◆ Work to be completed
Copy out the entries below in full and exactly.

◆ Records from a dataset
════════════════

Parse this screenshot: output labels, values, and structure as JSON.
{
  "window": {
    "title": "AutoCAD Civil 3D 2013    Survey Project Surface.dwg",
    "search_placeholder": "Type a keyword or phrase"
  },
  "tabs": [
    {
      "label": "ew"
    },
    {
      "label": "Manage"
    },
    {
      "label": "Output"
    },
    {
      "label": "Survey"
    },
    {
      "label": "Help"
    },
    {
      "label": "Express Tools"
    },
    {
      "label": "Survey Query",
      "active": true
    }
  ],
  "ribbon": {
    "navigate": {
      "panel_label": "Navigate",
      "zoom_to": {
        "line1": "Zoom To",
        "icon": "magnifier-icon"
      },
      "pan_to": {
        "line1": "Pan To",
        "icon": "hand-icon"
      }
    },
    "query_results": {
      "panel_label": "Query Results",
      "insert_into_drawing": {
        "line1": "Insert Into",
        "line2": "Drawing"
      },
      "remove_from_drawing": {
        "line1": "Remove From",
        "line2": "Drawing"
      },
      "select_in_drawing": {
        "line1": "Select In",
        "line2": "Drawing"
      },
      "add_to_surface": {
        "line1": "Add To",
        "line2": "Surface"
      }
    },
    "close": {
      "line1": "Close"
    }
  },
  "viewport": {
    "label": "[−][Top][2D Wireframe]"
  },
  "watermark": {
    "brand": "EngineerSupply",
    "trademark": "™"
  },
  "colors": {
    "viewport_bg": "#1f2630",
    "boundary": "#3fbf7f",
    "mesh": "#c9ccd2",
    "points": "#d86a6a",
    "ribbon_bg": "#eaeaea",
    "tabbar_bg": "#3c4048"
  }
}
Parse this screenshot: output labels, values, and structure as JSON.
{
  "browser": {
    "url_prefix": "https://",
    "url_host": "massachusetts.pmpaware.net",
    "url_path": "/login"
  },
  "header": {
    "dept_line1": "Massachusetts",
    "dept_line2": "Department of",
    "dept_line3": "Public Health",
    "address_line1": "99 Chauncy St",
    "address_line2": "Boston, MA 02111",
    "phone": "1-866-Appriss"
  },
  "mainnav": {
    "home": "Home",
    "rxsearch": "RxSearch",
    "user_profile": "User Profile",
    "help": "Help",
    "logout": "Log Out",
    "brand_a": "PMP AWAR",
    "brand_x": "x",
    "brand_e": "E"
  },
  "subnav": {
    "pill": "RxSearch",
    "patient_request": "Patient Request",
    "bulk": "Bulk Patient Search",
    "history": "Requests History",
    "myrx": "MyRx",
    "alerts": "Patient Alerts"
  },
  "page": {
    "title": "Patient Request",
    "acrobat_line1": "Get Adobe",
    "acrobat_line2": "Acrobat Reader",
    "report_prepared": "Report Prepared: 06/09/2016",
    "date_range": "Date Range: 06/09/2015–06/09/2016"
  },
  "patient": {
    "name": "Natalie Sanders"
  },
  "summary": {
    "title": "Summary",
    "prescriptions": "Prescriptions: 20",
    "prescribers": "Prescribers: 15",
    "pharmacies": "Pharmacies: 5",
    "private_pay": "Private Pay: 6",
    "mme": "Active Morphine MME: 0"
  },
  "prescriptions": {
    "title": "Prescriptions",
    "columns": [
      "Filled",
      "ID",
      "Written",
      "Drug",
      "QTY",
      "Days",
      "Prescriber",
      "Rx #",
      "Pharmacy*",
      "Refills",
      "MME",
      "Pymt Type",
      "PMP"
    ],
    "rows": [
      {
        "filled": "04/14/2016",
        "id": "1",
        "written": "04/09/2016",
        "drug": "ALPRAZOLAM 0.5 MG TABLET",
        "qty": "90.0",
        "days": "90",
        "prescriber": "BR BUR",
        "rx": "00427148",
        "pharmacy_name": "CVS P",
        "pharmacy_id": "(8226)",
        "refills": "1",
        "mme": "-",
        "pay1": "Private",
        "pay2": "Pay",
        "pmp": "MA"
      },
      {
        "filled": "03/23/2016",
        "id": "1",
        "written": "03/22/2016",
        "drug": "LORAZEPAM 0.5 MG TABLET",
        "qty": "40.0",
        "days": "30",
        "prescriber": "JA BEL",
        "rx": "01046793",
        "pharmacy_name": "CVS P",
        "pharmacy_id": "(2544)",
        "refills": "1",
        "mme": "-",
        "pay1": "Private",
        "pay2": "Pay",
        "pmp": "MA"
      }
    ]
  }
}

════════════════

◆ Correct answer
Parse this screenshot: output labels, values, and structure as JSON.
{
  "window": {
    "title": "AutoCAD Civil 3D 2013    Survey Project Surface.dwg",
    "search_placeholder": "Type a keyword or phrase"
  },
  "tabs": [
    {
      "label": "ew"
    },
    {
      "label": "Manage"
    },
    {
      "label": "Output"
    },
    {
      "label": "Survey"
    },
    {
      "label": "Help"
    },
    {
      "label": "Express Tools"
    },
    {
      "label": "Survey Query",
      "active": true
    }
  ],
  "ribbon": {
    "navigate": {
      "panel_label": "Navigate",
      "zoom_to": {
        "line1": "Zoom To",
        "icon": "magnifier-icon"
      },
      "pan_to": {
        "line1": "Pan To",
        "icon": "hand-icon"
      }
    },
    "query_results": {
      "panel_label": "Query Results",
      "insert_into_drawing": {
        "line1": "Insert Into",
        "line2": "Drawing"
      },
      "remove_from_drawing": {
        "line1": "Remove From",
        "line2": "Drawing"
      },
      "select_in_drawing": {
        "line1": "Select In",
        "line2": "Drawing"
      },
      "add_to_surface": {
        "line1": "Add To",
        "line2": "Surface"
      }
    },
    "close": {
      "line1": "Close"
    }
  },
  "viewport": {
    "label": "[−][Top][2D Wireframe]"
  },
  "watermark": {
    "brand": "EngineerSupply",
    "trademark": "™"
  },
  "colors": {
    "viewport_bg": "#1f2630",
    "boundary": "#3fbf7f",
    "mesh": "#c9ccd2",
    "points": "#d86a6a",
    "ribbon_bg": "#eaeaea",
    "tabbar_bg": "#3c4048"
  }
}
Parse this screenshot: output labels, values, and structure as JSON.
{
  "browser": {
    "url_prefix": "https://",
    "url_host": "massachusetts.pmpaware.net",
    "url_path": "/login"
  },
  "header": {
    "dept_line1": "Massachusetts",
    "dept_line2": "Department of",
    "dept_line3": "Public Health",
    "address_line1": "99 Chauncy St",
    "address_line2": "Boston, MA 02111",
    "phone": "1-866-Appriss"
  },
  "mainnav": {
    "home": "Home",
    "rxsearch": "RxSearch",
    "user_profile": "User Profile",
    "help": "Help",
    "logout": "Log Out",
    "brand_a": "PMP AWAR",
    "brand_x": "x",
    "brand_e": "E"
  },
  "subnav": {
    "pill": "RxSearch",
    "patient_request": "Patient Request",
    "bulk": "Bulk Patient Search",
    "history": "Requests History",
    "myrx": "MyRx",
    "alerts": "Patient Alerts"
  },
  "page": {
    "title": "Patient Request",
    "acrobat_line1": "Get Adobe",
    "acrobat_line2": "Acrobat Reader",
    "report_prepared": "Report Prepared: 06/09/2016",
    "date_range": "Date Range: 06/09/2015–06/09/2016"
  },
  "patient": {
    "name": "Natalie Sanders"
  },
  "summary": {
    "title": "Summary",
    "prescriptions": "Prescriptions: 20",
    "prescribers": "Prescribers: 15",
    "pharmacies": "Pharmacies: 5",
    "private_pay": "Private Pay: 6",
    "mme": "Active Morphine MME: 0"
  },
  "prescriptions": {
    "title": "Prescriptions",
    "columns": [
      "Filled",
      "ID",
      "Written",
      "Drug",
      "QTY",
      "Days",
      "Prescriber",
      "Rx #",
      "Pharmacy*",
      "Refills",
      "MME",
      "Pymt Type",
      "PMP"
    ],
    "rows": [
      {
        "filled": "04/14/2016",
        "id": "1",
        "written": "04/09/2016",
        "drug": "ALPRAZOLAM 0.5 MG TABLET",
        "qty": "90.0",
        "days": "90",
        "prescriber": "BR BUR",
        "rx": "00427148",
        "pharmacy_name": "CVS P",
        "pharmacy_id": "(8226)",
        "refills": "1",
        "mme": "-",
        "pay1": "Private",
        "pay2": "Pay",
        "pmp": "MA"
      },
      {
        "filled": "03/23/2016",
        "id": "1",
        "written": "03/22/2016",
        "drug": "LORAZEPAM 0.5 MG TABLET",
        "qty": "40.0",
        "days": "30",
        "prescriber": "JA BEL",
        "rx": "01046793",
        "pharmacy_name": "CVS P",
        "pharmacy_id": "(2544)",
        "refills": "1",
        "mme": "-",
        "pay1": "Private",
        "pay2": "Pay",
        "pmp": "MA"
      }
    ]
  }
}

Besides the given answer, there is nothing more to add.